--- Start Records for the exercise ---
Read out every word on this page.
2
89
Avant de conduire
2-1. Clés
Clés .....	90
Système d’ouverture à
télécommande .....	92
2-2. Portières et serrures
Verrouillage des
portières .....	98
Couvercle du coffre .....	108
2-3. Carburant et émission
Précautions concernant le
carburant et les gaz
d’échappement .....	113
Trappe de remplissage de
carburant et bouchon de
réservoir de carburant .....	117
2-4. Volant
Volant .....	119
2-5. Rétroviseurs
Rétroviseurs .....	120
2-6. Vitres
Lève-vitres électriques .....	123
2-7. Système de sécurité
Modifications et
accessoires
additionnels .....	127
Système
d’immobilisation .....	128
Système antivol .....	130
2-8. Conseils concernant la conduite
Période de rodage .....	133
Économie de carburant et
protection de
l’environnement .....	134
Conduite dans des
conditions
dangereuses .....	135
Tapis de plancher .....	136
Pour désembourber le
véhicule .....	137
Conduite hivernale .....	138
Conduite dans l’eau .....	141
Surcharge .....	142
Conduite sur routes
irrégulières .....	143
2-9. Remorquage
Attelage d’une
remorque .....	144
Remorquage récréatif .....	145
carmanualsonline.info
--- End Records for the exercise ---
▶ Brief:
Quote the data above in full, changing nothing.

▶ The response:
Read out every word on this page.
2
89
Avant de conduire
2-1. Clés
Clés .....	90
Système d’ouverture à
télécommande .....	92
2-2. Portières et serrures
Verrouillage des
portières .....	98
Couvercle du coffre .....	108
2-3. Carburant et émission
Précautions concernant le
carburant et les gaz
d’échappement .....	113
Trappe de remplissage de
carburant et bouchon de
réservoir de carburant .....	117
2-4. Volant
Volant .....	119
2-5. Rétroviseurs
Rétroviseurs .....	120
2-6. Vitres
Lève-vitres électriques .....	123
2-7. Système de sécurité
Modifications et
accessoires
additionnels .....	127
Système
d’immobilisation .....	128
Système antivol .....	130
2-8. Conseils concernant la conduite
Période de rodage .....	133
Économie de carburant et
protection de
l’environnement .....	134
Conduite dans des
conditions
dangereuses .....	135
Tapis de plancher .....	136
Pour désembourber le
véhicule .....	137
Conduite hivernale .....	138
Conduite dans l’eau .....	141
Surcharge .....	142
Conduite sur routes
irrégulières .....	143
2-9. Remorquage
Attelage d’une
remorque .....	144
Remorquage récréatif .....	145
carmanualsonline.info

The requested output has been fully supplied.